Testo estratto:
▼

È illegittimo il diniego del rinnovo del permesso di soggiorno stabilito da un extracomunitario perché era stato condannato per violenza sessuale e lesioni personali
Consiglio di Stato
sezione III
sentenza 20 ottobre 2016, n. 4401
REPUBBLICA ITALIANA
IN NOME DEL POPOLO ITALIANO
Il Consiglio di Stato
in sede giurisdizionale
Sezione Terza
ha pronunciato la presente
SENTENZA
sul ricorso numero di registro generale 3422 del 2012, proposto dal signor -OMISSIS-, rappresentato e difeso dall’avvocato An. Ma. (C.F. (omissis)), con domicilio eletto presso il signor Ar. Sa. in Roma, viale (…);
contro
La Questura di Ravenna ed Ministero dell’Interno, in persona dei rispettivi legali rappresentanti pro tempore, non costituiti in giudizio;
per la riforma
della sentenza del T.A.R. per Emilia Romagna, Sede di Bologna, Sez. II, n. 131/2012, resa tra le parti;
Visti il ricorso in appello e i relativi allegati;
Viste le memorie difensive;
Visti tutti gli atti della causa;
Relatore nell’udienza pubblica del giorno 13 ottobre 2016 il pres. Luigi Maruotti;
Nessuno presente per le parti;
Ritenuto e considerato in fatto e diritto quanto segue.
FATTO e DIRITTO
1. Con decreto n. 252 del 7 ottobre 2011, il Questore della Provincia di Ravenna ha respinto l’istanza di rinnovo del permesso di soggiorno presentata il 15 novembre 2010 dall’appellante, cittadino senegalese titolare di un permesso di soggiorno per motivi di lavoro dal 2004, rinnovato due volte, l’ultima con scadenza l’11 novembre 2010.
Il diniego è stato emanato sul rilievo che a carico dell’istante era stata emessa, con rito abbreviato, una sentenza di condanna alla pena di due anni e quattro mesi di reclusione per i delitti di violenza sessuale ex art. 609 bis c.p. e di lesione personale ex art. 582 c.p. (commessi il 25 novembre 2007).

▲

Obiettivo:
Scrivi, per favore, il seguito della sentenza sul diniego del permesso di soggiorno, partendo subito dopo l'ultima frase riportata.

Voci:
▼

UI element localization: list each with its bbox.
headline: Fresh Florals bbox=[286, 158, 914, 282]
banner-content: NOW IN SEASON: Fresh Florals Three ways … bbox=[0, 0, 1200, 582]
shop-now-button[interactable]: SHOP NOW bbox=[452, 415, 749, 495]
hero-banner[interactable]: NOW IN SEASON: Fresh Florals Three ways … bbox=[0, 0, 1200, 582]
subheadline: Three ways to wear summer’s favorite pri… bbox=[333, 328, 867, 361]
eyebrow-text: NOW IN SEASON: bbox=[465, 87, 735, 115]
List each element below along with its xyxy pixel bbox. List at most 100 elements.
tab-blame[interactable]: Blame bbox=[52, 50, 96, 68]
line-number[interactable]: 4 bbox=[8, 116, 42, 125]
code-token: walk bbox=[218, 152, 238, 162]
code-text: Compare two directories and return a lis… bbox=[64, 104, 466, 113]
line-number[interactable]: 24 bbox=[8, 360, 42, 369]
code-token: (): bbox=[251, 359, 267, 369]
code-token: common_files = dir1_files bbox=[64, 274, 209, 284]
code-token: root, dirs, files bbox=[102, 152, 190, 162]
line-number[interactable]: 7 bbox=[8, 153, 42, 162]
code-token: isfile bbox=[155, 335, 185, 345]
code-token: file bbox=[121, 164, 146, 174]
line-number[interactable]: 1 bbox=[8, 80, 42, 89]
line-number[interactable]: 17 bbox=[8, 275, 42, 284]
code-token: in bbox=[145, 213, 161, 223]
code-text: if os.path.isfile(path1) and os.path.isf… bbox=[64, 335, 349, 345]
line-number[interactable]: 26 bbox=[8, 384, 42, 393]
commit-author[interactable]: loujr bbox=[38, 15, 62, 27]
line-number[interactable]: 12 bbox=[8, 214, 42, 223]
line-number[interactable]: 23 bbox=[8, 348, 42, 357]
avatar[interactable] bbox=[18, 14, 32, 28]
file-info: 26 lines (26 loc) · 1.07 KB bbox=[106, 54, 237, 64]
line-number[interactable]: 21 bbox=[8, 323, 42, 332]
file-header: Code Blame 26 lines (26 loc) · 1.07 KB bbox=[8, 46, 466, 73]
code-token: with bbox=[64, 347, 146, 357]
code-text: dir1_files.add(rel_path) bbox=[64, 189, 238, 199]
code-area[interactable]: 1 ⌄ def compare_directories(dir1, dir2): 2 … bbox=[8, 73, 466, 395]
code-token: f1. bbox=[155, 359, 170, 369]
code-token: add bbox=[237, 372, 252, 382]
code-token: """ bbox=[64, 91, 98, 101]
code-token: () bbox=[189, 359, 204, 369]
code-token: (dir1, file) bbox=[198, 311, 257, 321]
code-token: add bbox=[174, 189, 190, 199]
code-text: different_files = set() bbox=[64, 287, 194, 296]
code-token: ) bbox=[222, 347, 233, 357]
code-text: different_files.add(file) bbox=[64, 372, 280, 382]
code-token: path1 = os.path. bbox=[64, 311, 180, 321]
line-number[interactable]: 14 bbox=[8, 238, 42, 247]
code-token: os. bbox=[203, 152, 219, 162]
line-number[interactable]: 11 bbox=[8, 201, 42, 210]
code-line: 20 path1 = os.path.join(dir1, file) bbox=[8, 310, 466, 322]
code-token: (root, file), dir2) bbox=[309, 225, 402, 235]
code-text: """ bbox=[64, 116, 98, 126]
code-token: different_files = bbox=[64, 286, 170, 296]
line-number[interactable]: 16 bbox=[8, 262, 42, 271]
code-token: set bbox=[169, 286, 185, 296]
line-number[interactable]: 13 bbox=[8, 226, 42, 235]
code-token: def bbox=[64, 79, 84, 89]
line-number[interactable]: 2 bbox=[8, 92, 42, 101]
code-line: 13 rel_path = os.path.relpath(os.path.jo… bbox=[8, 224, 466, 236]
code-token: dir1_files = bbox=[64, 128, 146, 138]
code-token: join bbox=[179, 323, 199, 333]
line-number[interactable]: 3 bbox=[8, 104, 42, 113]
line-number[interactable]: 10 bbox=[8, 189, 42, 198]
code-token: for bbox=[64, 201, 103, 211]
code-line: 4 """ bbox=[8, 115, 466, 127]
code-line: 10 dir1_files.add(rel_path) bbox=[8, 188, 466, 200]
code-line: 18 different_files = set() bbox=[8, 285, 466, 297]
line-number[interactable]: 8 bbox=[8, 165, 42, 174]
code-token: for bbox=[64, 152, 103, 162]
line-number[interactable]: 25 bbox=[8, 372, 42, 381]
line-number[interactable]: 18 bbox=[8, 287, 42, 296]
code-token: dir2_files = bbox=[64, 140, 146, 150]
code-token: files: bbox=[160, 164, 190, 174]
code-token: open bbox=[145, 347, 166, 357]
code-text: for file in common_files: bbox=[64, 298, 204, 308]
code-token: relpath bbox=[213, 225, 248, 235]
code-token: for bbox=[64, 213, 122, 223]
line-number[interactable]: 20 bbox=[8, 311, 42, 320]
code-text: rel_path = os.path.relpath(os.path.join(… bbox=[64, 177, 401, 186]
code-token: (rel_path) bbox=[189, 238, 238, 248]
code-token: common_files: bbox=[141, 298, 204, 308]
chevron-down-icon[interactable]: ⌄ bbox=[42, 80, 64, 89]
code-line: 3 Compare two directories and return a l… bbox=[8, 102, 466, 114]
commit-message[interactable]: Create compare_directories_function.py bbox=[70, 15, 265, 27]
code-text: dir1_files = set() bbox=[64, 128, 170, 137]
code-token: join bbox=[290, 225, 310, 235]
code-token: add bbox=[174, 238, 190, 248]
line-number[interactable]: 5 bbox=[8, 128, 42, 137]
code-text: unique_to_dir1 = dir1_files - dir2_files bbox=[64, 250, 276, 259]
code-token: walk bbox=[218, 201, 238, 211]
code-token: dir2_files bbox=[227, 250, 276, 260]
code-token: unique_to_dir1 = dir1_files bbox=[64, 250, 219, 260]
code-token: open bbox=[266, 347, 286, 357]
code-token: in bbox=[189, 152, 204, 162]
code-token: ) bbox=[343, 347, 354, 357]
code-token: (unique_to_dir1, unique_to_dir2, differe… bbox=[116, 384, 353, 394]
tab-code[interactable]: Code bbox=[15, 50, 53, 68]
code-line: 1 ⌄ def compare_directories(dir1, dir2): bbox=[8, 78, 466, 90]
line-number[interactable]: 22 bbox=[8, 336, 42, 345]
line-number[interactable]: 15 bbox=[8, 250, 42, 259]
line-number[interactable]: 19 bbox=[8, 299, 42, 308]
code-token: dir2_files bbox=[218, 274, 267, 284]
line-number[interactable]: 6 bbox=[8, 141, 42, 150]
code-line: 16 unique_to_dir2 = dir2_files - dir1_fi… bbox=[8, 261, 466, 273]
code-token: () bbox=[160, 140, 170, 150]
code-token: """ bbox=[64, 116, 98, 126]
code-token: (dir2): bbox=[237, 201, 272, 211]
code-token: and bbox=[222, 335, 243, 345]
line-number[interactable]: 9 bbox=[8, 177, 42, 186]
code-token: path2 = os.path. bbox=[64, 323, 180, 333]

▲

Esito esercizio:
2. Con il ricorso n. 25 del 2012 (proposto al Tar per l’Emilia Romagna, Sede di Bologna), l’interessato ha impugnato tale diniego, chiedendone l’annullamento.
Il Tar, con la sentenza n. 131 del 21 febbraio 2012, resa ai sensi dell’art. 60 c.p.a., ha respinto il ricorso, con condanna alle spese di giudizio della parte soccombente, sul rilievo che la condanna, sebbene non definitiva, per violenza sessuale costituisce ex lege una idonea ragione di diniego di rilascio o di rinnovo del permesso di soggiorno.
3. Con l’appello in esame, notificato il 12 aprile 2012 e depositato il successivo 9 maggio, l’interessato ha chiesto che, in riforma della sentenza impugnata, il ricorso di primo grado sia accolto, deducendo l’erroneità della sentenza sul rilievo che è stato considerato agli effetti del giudizio di pericolosità sociale un solo precedente, non accertato con sentenza passata in giudicato, senza valutare che soggiorna in Italia da molto tempo, é titolare di un contratto di lavoro a tempo indeterminato e quindi ha una fonte di reddito certa e lecita, ed è sposato con una connazionale regolarmente soggiornante in Italia.
4. Si sono costituiti il giudizio la Questura della Provincia di Ravenna ed il Ministero dell’Interno.
5. Con l’ordinanza n. 2035 del 25 maggio 2012, la Sezione ha respinto l’istanza di sospensione cautelare della esecutività della sentenza appellata.
6. Alla pubblica udienza del 13 ottobre 2016, la causa è stata trattenuta per la decisione.
7. Ritiene la Sezione che l’appello è fondato e va accolto.
E’ costante l’orientamento della Sezione (22 aprile 2015, n. 2033; 16 gennaio 2015, n. 112) secondo cui le ipotesi dell’art. 4, comma 3, t.u. 25 luglio 1998, n. 286, precludono tassativamente il rilascio, come il rinnovo, del permesso di soggiorno in favore del cittadino extracomunitario, mentre il solo elemento di cui si può eventualmente tenere conto è il provvedimento che elimini la rilevanza della causa ostativa stessa, quale una sentenza di appello o di cassazione, ovvero di revisione e che faccia venire meno la condanna (sez. III, 4 luglio 2011, n. 3996).
L’automatismo delle cause ostative viene però meno e dà luogo, al suo posto, ad una valutazione discrezionale nei casi previsti dall’art. 5, comma 5, del citato testo unico, come modificato dal d.lgs. 8 gennaio 2007, n. 5, per come è stato inciso dal dispositivo della sentenza della Corte Costituzionale 18 luglio 2013, n. 202.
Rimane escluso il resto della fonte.